>> begin SUPPLIED RECORDS

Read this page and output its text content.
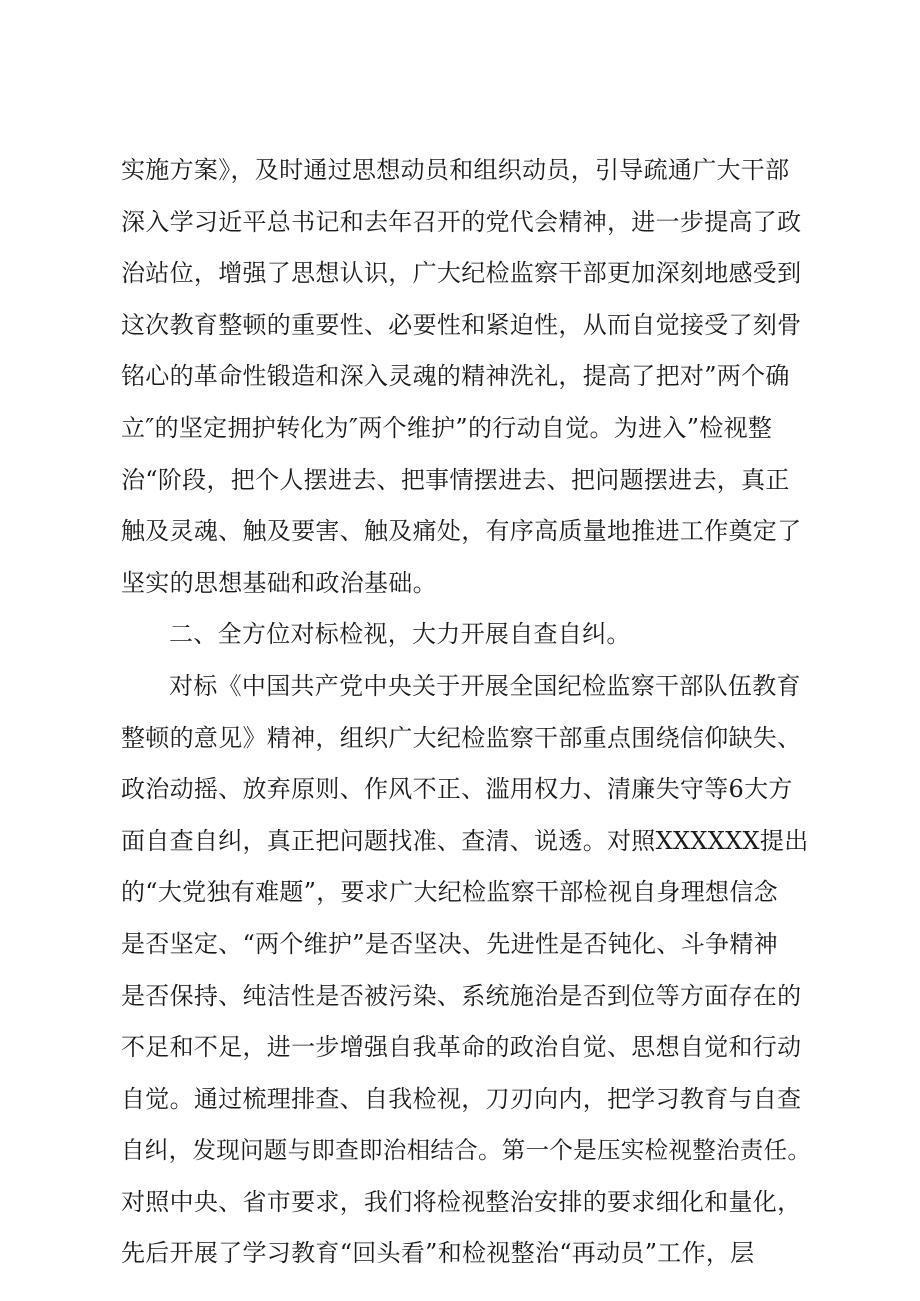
实施方案》，及时通过思想动员和组织动员，引导疏通广大干部
深入学习近平总书记和去年召开的党代会精神，进一步提高了政
治站位，增强了思想认识，广大纪检监察干部更加深刻地感受到
这次教育整顿的重要性、必要性和紧迫性，从而自觉接受了刻骨
铭心的革命性锻造和深入灵魂的精神洗礼，提高了把对”两个确
立″的坚定拥护转化为″两个维护”的行动自觉。为进入”检视整
治“阶段，把个人摆进去、把事情摆进去、把问题摆进去，真正
触及灵魂、触及要害、触及痛处，有序高质量地推进工作奠定了
坚实的思想基础和政治基础。
二、全方位对标检视，大力开展自查自纠。
对标《中国共产党中央关于开展全国纪检监察干部队伍教育
整顿的意见》精神，组织广大纪检监察干部重点围绕信仰缺失、
政治动摇、放弃原则、作风不正、滥用权力、清廉失守等6大方
面自查自纠，真正把问题找准、查清、说透。对照XXXXXX提出
的“大党独有难题”，要求广大纪检监察干部检视自身理想信念
是否坚定、“两个维护”是否坚决、先进性是否钝化、斗争精神
是否保持、纯洁性是否被污染、系统施治是否到位等方面存在的
不足和不足，进一步增强自我革命的政治自觉、思想自觉和行动
自觉。通过梳理排查、自我检视，刀刃向内，把学习教育与自查
自纠，发现问题与即查即治相结合。第一个是压实检视整治责任。
对照中央、省市要求，我们将检视整治安排的要求细化和量化，
先后开展了学习教育“回头看”和检视整治“再动员”工作，层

>> end SUPPLIED RECORDS

→ WHAT THE EXERCISE ASKS: Copy out the data above exactly, except the pictures.

→ TASK SOLUTION:
Read this page and output its text content.
实施方案》，及时通过思想动员和组织动员，引导疏通广大干部
深入学习近平总书记和去年召开的党代会精神，进一步提高了政
治站位，增强了思想认识，广大纪检监察干部更加深刻地感受到
这次教育整顿的重要性、必要性和紧迫性，从而自觉接受了刻骨
铭心的革命性锻造和深入灵魂的精神洗礼，提高了把对”两个确
立″的坚定拥护转化为″两个维护”的行动自觉。为进入”检视整
治“阶段，把个人摆进去、把事情摆进去、把问题摆进去，真正
触及灵魂、触及要害、触及痛处，有序高质量地推进工作奠定了
坚实的思想基础和政治基础。
二、全方位对标检视，大力开展自查自纠。
对标《中国共产党中央关于开展全国纪检监察干部队伍教育
整顿的意见》精神，组织广大纪检监察干部重点围绕信仰缺失、
政治动摇、放弃原则、作风不正、滥用权力、清廉失守等6大方
面自查自纠，真正把问题找准、查清、说透。对照XXXXXX提出
的“大党独有难题”，要求广大纪检监察干部检视自身理想信念
是否坚定、“两个维护”是否坚决、先进性是否钝化、斗争精神
是否保持、纯洁性是否被污染、系统施治是否到位等方面存在的
不足和不足，进一步增强自我革命的政治自觉、思想自觉和行动
自觉。通过梳理排查、自我检视，刀刃向内，把学习教育与自查
自纠，发现问题与即查即治相结合。第一个是压实检视整治责任。
对照中央、省市要求，我们将检视整治安排的要求细化和量化，
先后开展了学习教育“回头看”和检视整治“再动员”工作，层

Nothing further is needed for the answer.